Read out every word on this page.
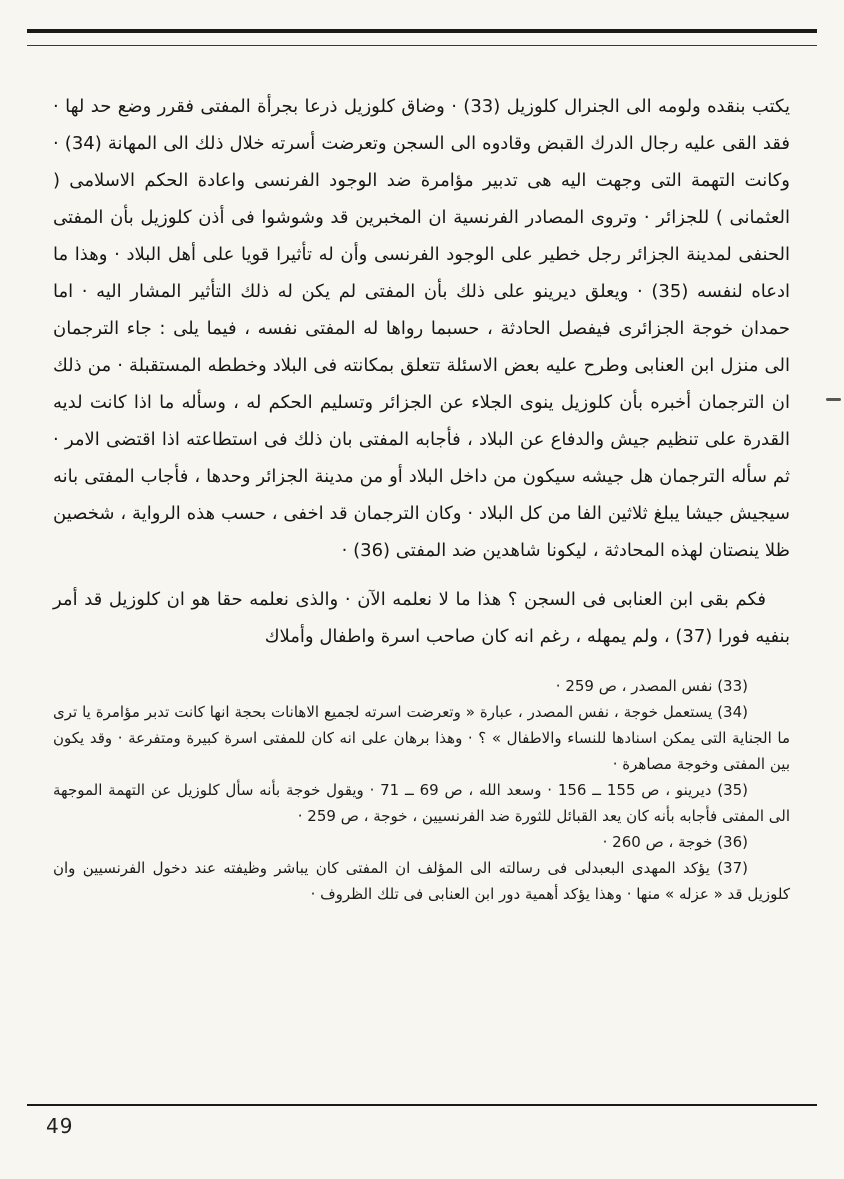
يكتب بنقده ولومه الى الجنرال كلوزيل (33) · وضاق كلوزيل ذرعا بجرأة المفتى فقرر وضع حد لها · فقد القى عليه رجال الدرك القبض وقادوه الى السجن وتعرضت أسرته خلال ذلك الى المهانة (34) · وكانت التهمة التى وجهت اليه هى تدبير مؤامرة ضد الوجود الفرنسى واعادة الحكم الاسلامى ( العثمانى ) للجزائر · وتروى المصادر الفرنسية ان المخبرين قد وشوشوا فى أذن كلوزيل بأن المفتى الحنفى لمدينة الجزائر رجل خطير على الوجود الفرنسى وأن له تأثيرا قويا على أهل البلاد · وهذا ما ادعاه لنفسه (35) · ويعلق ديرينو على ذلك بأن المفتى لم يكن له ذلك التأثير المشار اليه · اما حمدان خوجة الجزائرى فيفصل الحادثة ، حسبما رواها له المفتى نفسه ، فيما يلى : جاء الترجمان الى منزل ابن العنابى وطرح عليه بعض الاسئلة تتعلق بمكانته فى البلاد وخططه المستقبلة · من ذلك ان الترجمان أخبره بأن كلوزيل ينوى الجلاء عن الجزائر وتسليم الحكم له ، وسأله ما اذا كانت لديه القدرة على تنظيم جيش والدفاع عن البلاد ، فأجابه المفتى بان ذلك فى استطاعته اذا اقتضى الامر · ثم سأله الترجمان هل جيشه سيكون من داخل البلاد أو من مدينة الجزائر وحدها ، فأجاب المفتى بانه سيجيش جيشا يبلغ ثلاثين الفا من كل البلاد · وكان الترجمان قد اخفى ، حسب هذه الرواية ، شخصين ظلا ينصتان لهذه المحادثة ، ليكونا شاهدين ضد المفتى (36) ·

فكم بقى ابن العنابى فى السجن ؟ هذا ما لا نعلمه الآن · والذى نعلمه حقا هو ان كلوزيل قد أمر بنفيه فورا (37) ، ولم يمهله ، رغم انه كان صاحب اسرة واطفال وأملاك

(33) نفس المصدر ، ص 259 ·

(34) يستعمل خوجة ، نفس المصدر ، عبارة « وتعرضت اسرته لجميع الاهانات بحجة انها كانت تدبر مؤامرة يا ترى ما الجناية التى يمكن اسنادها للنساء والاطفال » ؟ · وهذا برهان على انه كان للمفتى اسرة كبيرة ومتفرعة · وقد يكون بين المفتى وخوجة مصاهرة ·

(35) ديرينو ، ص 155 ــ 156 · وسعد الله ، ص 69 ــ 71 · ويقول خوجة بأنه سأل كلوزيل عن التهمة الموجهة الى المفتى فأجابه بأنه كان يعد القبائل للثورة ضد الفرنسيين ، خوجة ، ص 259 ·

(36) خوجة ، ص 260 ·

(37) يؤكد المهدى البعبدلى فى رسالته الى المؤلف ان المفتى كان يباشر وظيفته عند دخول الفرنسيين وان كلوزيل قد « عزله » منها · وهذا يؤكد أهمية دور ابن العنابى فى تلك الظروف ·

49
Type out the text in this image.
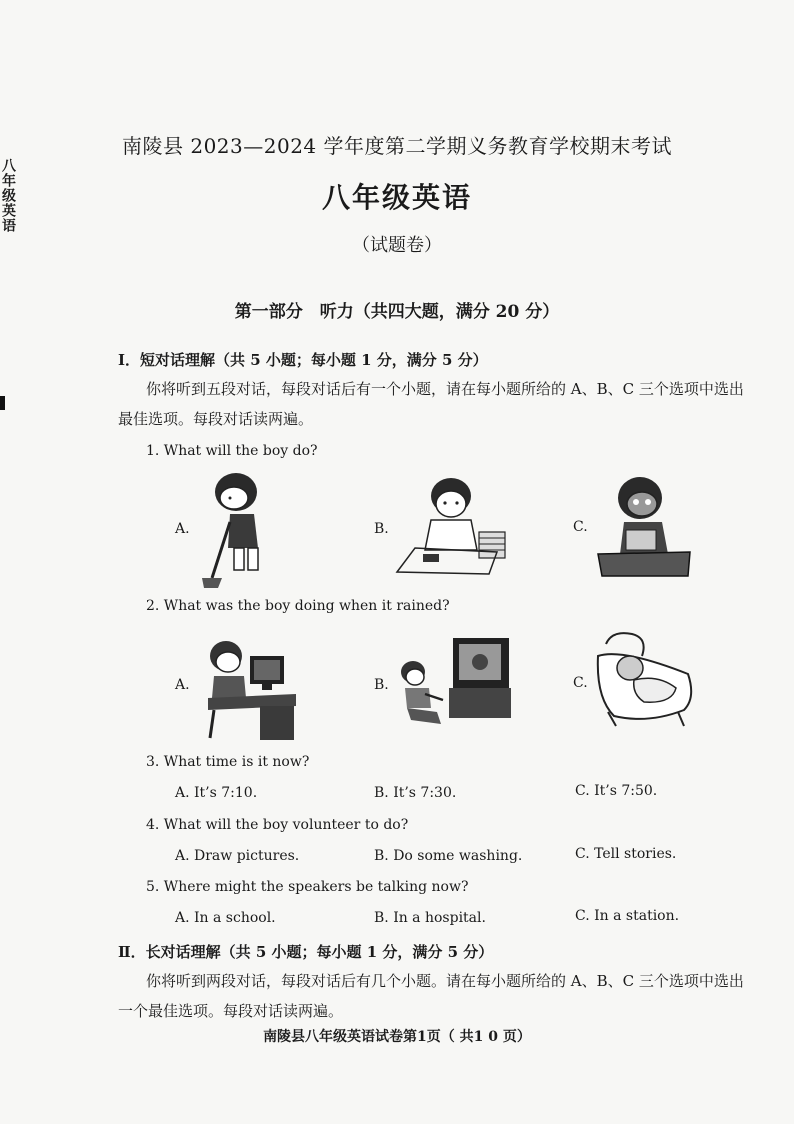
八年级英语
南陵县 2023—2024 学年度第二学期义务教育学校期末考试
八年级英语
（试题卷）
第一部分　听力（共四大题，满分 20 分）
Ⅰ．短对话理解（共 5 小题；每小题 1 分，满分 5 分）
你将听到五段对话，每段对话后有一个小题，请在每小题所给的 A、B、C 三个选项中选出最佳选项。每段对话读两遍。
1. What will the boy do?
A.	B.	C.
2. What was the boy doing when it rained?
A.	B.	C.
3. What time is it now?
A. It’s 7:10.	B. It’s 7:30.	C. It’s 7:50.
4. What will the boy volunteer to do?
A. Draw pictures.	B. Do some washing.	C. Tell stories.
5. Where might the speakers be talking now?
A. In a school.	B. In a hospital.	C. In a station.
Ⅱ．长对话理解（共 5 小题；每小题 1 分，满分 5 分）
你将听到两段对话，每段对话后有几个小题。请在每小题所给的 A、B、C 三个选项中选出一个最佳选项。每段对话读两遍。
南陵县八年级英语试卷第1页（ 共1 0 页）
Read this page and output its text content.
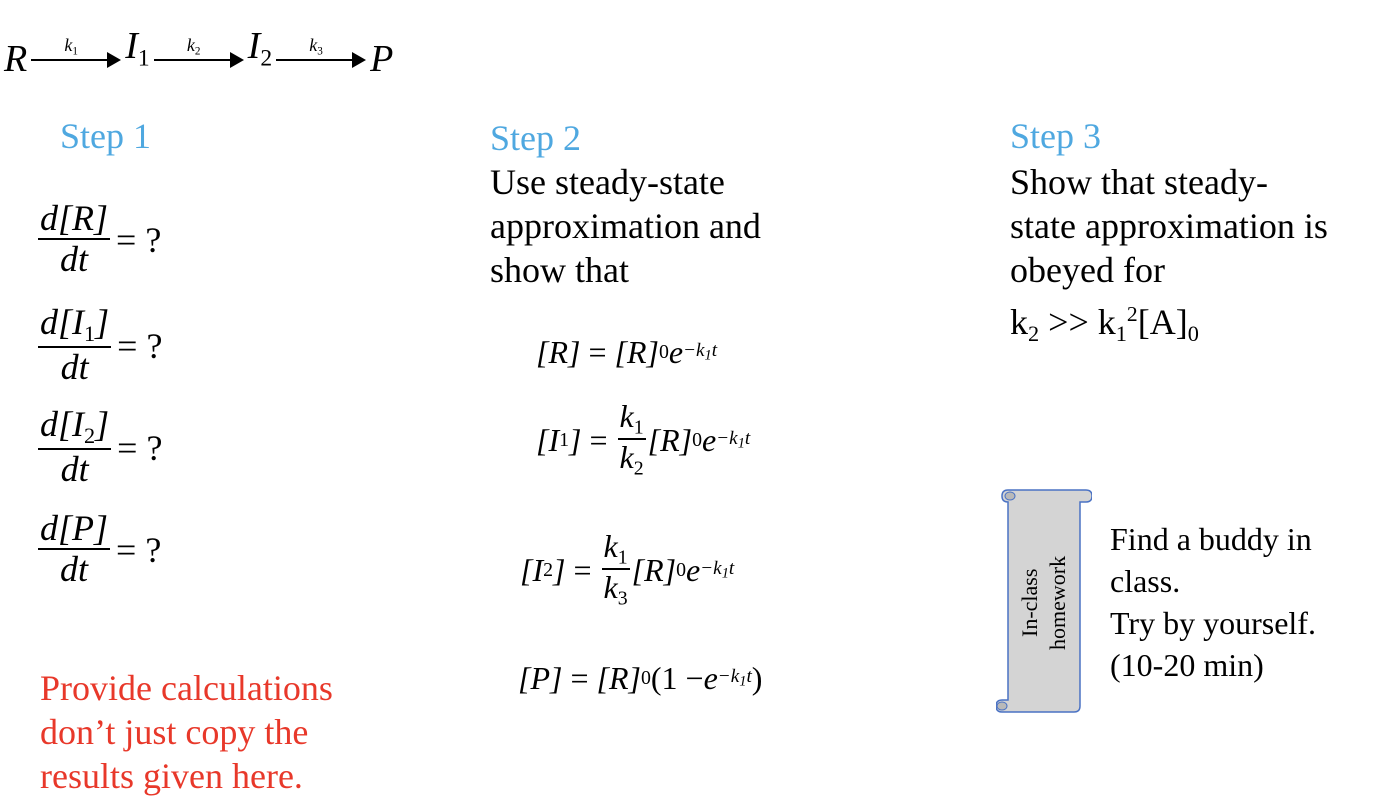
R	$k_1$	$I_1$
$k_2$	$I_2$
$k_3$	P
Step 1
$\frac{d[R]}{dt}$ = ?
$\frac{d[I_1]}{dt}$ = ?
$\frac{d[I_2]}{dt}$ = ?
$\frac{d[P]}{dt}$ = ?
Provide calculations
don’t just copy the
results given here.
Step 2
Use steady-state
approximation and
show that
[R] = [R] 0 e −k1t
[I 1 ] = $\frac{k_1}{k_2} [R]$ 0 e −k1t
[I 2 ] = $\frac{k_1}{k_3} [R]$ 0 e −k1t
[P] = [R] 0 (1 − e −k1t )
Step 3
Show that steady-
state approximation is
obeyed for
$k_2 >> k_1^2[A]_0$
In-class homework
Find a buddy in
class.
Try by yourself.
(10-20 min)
+++
**What you need to do:**
Gather up the lines containing the word "请在每小题所给的" from these records and copy them.

**Task solution:**
你将听到五段对话，每段对话后有一个小题，请在每小题所给的 A、B、C 三个选项中选出最佳选项。每段对话读两遍。
你将听到两段对话，每段对话后有几个小题。请在每小题所给的 A、B、C 三个选项中选出一个最佳选项。每段对话读两遍。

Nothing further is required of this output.